Directive:
Please output the lines shown below exactly as they appear.

Source records:
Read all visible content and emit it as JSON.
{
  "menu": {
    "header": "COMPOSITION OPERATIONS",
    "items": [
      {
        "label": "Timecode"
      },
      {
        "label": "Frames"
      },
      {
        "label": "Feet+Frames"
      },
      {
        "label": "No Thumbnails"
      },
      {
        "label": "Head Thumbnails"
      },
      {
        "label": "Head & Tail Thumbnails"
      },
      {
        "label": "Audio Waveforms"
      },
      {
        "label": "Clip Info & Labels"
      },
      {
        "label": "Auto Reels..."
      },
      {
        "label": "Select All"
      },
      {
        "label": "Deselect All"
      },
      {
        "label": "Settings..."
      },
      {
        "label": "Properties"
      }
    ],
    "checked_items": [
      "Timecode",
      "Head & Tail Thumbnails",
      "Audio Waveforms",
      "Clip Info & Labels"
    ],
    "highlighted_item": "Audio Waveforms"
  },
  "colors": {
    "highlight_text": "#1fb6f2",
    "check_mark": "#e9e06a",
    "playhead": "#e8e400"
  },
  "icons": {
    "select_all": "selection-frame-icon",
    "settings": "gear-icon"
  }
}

Answer in full:
Read all visible content and emit it as JSON.
{
  "menu": {
    "header": "COMPOSITION OPERATIONS",
    "items": [
      {
        "label": "Timecode"
      },
      {
        "label": "Frames"
      },
      {
        "label": "Feet+Frames"
      },
      {
        "label": "No Thumbnails"
      },
      {
        "label": "Head Thumbnails"
      },
      {
        "label": "Head & Tail Thumbnails"
      },
      {
        "label": "Audio Waveforms"
      },
      {
        "label": "Clip Info & Labels"
      },
      {
        "label": "Auto Reels..."
      },
      {
        "label": "Select All"
      },
      {
        "label": "Deselect All"
      },
      {
        "label": "Settings..."
      },
      {
        "label": "Properties"
      }
    ],
    "checked_items": [
      "Timecode",
      "Head & Tail Thumbnails",
      "Audio Waveforms",
      "Clip Info & Labels"
    ],
    "highlighted_item": "Audio Waveforms"
  },
  "colors": {
    "highlight_text": "#1fb6f2",
    "check_mark": "#e9e06a",
    "playhead": "#e8e400"
  },
  "icons": {
    "select_all": "selection-frame-icon",
    "settings": "gear-icon"
  }
}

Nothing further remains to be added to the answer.